[start]

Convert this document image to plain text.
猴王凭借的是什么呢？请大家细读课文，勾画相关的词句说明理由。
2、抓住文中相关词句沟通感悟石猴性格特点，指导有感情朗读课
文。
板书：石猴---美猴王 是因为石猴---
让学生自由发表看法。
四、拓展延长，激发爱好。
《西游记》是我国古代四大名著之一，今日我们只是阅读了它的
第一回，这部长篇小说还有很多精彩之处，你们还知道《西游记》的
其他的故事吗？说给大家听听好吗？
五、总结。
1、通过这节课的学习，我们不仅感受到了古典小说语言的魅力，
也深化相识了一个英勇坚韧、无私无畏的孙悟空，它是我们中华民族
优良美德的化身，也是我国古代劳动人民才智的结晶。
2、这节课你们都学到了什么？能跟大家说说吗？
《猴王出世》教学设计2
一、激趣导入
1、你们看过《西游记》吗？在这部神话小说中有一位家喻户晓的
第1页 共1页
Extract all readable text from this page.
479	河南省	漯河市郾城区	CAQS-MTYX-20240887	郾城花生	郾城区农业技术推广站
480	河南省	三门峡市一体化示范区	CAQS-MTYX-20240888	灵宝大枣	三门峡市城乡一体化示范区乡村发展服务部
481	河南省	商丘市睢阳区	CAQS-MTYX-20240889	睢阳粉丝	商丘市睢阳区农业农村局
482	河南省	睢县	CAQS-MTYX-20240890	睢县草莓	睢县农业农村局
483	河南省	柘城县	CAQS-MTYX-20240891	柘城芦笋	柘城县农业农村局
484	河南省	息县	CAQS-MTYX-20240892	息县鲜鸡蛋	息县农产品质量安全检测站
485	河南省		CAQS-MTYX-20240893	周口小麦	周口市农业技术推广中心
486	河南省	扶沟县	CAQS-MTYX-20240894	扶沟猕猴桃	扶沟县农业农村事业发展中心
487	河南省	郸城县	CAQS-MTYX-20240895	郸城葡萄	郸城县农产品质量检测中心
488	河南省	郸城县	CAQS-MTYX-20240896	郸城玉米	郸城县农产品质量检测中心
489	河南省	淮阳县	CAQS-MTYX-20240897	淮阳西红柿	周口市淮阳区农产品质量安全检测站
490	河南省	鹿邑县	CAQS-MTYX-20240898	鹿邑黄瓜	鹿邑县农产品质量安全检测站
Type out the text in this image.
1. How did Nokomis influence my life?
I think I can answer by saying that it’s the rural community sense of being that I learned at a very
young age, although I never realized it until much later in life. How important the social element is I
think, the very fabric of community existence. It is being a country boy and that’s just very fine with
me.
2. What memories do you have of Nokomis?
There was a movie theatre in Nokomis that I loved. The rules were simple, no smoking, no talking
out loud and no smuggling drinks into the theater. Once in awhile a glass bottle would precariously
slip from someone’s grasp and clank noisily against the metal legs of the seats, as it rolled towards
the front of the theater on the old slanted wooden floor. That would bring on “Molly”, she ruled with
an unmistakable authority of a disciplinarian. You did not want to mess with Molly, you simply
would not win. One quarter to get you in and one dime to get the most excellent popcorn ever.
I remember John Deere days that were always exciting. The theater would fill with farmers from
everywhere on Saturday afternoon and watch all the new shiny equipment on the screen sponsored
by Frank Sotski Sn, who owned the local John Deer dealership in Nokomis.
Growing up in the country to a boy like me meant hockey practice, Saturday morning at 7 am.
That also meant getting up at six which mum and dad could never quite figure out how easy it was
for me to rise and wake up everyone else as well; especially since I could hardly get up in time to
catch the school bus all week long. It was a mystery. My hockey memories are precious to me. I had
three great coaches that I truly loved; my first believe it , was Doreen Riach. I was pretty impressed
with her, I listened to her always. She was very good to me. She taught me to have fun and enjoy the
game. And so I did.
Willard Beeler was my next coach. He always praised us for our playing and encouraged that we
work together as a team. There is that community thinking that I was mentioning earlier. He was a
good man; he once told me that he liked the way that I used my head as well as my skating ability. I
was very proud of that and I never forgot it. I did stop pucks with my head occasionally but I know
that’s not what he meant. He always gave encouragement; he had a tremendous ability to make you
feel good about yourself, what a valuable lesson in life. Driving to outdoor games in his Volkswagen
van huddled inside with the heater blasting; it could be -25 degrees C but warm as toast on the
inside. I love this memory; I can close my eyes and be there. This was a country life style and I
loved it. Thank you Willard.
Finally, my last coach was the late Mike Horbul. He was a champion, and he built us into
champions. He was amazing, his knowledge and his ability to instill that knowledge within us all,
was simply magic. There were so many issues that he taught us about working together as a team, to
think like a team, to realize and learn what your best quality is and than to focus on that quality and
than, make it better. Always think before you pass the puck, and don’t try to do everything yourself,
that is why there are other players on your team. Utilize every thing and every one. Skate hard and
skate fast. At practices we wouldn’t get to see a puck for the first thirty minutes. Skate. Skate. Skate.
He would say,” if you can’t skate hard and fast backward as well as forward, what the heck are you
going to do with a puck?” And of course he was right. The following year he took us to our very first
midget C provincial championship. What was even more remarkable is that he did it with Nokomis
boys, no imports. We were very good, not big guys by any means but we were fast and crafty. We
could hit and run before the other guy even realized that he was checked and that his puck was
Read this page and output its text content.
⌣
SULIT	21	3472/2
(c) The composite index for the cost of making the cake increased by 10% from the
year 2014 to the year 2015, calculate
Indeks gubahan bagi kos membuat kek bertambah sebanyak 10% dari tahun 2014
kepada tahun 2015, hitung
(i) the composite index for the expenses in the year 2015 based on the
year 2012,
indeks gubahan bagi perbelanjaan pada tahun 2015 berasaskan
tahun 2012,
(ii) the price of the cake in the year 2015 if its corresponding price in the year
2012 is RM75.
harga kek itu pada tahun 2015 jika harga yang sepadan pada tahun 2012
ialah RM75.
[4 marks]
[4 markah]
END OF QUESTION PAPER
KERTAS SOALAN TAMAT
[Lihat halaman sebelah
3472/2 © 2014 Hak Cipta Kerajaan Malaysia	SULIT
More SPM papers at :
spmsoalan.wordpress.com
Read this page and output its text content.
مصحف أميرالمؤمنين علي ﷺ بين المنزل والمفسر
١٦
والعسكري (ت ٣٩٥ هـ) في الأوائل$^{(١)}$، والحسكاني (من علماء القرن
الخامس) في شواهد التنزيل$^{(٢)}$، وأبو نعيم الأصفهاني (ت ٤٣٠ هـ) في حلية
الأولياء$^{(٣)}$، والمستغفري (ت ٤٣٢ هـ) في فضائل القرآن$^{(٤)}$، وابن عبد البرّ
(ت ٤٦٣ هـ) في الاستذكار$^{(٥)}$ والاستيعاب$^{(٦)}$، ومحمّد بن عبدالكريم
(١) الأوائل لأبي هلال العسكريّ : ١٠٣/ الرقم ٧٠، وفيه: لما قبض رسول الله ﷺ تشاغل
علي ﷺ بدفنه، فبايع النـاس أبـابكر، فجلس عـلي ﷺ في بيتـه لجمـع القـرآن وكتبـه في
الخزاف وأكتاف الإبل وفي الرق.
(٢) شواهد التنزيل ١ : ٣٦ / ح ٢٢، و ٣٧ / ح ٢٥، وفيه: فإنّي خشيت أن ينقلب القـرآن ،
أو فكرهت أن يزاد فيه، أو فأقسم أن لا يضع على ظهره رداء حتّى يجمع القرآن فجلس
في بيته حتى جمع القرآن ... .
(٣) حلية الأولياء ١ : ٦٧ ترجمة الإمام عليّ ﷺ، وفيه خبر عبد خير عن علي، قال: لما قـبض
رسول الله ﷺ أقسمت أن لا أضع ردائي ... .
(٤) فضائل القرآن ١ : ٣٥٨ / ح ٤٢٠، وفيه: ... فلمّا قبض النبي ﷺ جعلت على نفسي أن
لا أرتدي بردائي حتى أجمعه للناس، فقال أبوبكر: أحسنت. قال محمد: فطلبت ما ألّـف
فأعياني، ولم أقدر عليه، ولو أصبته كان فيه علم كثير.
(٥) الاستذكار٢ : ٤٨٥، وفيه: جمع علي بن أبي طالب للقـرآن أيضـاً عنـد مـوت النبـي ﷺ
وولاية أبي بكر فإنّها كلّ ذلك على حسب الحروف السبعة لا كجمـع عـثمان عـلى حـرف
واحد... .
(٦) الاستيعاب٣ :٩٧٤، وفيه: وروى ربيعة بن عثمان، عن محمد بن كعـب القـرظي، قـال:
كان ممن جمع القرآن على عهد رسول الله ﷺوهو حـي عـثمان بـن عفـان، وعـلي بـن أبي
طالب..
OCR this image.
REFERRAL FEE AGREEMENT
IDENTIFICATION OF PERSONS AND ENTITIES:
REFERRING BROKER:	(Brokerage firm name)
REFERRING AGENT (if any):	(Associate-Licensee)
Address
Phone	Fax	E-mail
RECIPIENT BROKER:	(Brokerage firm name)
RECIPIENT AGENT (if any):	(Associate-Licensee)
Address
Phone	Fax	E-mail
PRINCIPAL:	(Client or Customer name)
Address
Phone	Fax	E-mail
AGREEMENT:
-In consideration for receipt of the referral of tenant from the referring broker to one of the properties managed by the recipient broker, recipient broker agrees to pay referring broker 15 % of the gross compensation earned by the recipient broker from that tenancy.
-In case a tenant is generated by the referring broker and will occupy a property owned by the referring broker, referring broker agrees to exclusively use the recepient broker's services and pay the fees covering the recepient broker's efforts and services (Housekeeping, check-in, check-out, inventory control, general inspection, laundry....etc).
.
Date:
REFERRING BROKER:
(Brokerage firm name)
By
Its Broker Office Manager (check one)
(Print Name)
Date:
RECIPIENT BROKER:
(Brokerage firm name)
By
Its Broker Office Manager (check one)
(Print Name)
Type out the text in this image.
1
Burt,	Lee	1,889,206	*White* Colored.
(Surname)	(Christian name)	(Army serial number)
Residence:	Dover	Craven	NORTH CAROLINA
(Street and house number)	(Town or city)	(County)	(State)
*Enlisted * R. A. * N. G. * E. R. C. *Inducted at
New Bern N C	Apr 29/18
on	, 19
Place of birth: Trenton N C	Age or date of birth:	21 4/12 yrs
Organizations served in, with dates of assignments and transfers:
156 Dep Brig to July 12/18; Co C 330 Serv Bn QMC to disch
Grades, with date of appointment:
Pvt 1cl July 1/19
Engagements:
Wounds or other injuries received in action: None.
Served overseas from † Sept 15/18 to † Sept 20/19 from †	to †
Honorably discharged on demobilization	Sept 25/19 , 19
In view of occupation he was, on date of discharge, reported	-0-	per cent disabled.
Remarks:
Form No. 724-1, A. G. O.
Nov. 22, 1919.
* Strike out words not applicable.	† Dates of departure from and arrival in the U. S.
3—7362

[end]

- Exercise prompt
Scan the material above for the string "cake" and return the lines that hold it.

- Finished task
(c) The composite index for the cost of making the cake increased by 10% from the
(ii) the price of the cake in the year 2015 if its corresponding price in the year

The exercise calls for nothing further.